* Begin Source material *

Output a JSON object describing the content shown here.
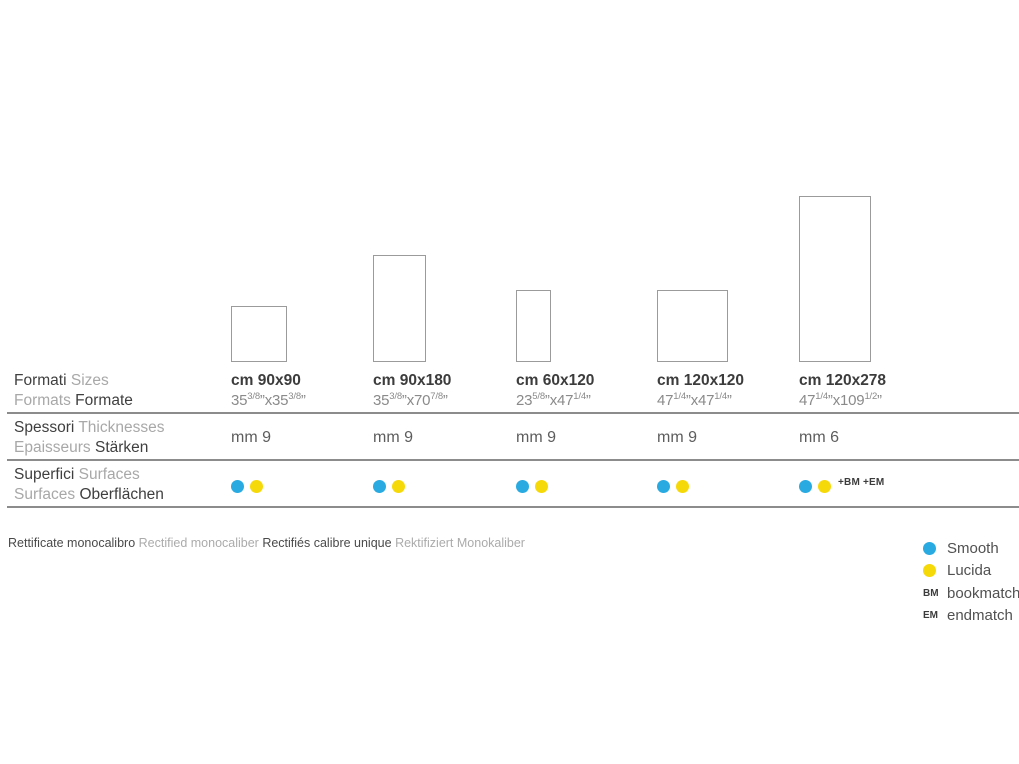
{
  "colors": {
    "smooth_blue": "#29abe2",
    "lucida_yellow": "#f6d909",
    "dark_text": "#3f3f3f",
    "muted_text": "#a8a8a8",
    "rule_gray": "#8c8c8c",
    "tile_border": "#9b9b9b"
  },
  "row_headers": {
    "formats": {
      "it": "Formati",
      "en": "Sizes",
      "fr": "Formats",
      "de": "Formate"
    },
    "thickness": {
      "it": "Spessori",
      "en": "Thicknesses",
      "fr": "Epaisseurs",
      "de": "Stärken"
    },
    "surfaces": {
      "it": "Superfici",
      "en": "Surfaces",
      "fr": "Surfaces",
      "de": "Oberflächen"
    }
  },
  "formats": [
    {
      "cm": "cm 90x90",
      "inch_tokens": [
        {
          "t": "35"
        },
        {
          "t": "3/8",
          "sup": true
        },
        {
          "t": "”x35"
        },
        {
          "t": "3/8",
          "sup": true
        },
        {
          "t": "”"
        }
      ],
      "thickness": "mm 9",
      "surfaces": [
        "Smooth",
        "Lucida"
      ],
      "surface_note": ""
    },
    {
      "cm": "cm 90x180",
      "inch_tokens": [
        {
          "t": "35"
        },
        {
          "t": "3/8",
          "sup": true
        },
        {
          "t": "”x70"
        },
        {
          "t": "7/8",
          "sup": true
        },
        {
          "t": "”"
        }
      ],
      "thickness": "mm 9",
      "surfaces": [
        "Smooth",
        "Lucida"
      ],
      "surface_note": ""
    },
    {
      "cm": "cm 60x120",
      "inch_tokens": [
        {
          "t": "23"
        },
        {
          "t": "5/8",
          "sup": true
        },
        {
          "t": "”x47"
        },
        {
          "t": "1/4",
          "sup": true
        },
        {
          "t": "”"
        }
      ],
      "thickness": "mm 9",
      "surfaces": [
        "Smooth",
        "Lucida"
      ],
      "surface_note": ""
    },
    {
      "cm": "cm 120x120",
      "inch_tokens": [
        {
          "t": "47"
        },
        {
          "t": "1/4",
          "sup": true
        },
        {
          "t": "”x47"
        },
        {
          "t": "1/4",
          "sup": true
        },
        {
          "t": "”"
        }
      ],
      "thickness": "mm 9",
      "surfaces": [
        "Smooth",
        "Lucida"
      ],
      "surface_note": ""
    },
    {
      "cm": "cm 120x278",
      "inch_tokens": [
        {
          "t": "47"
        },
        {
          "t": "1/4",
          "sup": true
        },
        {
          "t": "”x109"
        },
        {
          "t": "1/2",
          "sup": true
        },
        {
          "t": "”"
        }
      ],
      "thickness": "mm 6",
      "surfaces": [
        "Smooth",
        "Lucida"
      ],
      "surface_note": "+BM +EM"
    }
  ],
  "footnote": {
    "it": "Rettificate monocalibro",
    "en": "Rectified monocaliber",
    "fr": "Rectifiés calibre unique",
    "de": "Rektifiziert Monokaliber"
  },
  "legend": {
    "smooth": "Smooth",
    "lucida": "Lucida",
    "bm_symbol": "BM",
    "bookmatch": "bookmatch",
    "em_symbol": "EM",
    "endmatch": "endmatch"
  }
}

* End Source material *

[Task requirements]:
Your task is to set down the records shown above exactly, minus any pictures.

[Problem solution]:
Output a JSON object describing the content shown here.
{
  "colors": {
    "smooth_blue": "#29abe2",
    "lucida_yellow": "#f6d909",
    "dark_text": "#3f3f3f",
    "muted_text": "#a8a8a8",
    "rule_gray": "#8c8c8c",
    "tile_border": "#9b9b9b"
  },
  "row_headers": {
    "formats": {
      "it": "Formati",
      "en": "Sizes",
      "fr": "Formats",
      "de": "Formate"
    },
    "thickness": {
      "it": "Spessori",
      "en": "Thicknesses",
      "fr": "Epaisseurs",
      "de": "Stärken"
    },
    "surfaces": {
      "it": "Superfici",
      "en": "Surfaces",
      "fr": "Surfaces",
      "de": "Oberflächen"
    }
  },
  "formats": [
    {
      "cm": "cm 90x90",
      "inch_tokens": [
        {
          "t": "35"
        },
        {
          "t": "3/8",
          "sup": true
        },
        {
          "t": "”x35"
        },
        {
          "t": "3/8",
          "sup": true
        },
        {
          "t": "”"
        }
      ],
      "thickness": "mm 9",
      "surfaces": [
        "Smooth",
        "Lucida"
      ],
      "surface_note": ""
    },
    {
      "cm": "cm 90x180",
      "inch_tokens": [
        {
          "t": "35"
        },
        {
          "t": "3/8",
          "sup": true
        },
        {
          "t": "”x70"
        },
        {
          "t": "7/8",
          "sup": true
        },
        {
          "t": "”"
        }
      ],
      "thickness": "mm 9",
      "surfaces": [
        "Smooth",
        "Lucida"
      ],
      "surface_note": ""
    },
    {
      "cm": "cm 60x120",
      "inch_tokens": [
        {
          "t": "23"
        },
        {
          "t": "5/8",
          "sup": true
        },
        {
          "t": "”x47"
        },
        {
          "t": "1/4",
          "sup": true
        },
        {
          "t": "”"
        }
      ],
      "thickness": "mm 9",
      "surfaces": [
        "Smooth",
        "Lucida"
      ],
      "surface_note": ""
    },
    {
      "cm": "cm 120x120",
      "inch_tokens": [
        {
          "t": "47"
        },
        {
          "t": "1/4",
          "sup": true
        },
        {
          "t": "”x47"
        },
        {
          "t": "1/4",
          "sup": true
        },
        {
          "t": "”"
        }
      ],
      "thickness": "mm 9",
      "surfaces": [
        "Smooth",
        "Lucida"
      ],
      "surface_note": ""
    },
    {
      "cm": "cm 120x278",
      "inch_tokens": [
        {
          "t": "47"
        },
        {
          "t": "1/4",
          "sup": true
        },
        {
          "t": "”x109"
        },
        {
          "t": "1/2",
          "sup": true
        },
        {
          "t": "”"
        }
      ],
      "thickness": "mm 6",
      "surfaces": [
        "Smooth",
        "Lucida"
      ],
      "surface_note": "+BM +EM"
    }
  ],
  "footnote": {
    "it": "Rettificate monocalibro",
    "en": "Rectified monocaliber",
    "fr": "Rectifiés calibre unique",
    "de": "Rektifiziert Monokaliber"
  },
  "legend": {
    "smooth": "Smooth",
    "lucida": "Lucida",
    "bm_symbol": "BM",
    "bookmatch": "bookmatch",
    "em_symbol": "EM",
    "endmatch": "endmatch"
  }
}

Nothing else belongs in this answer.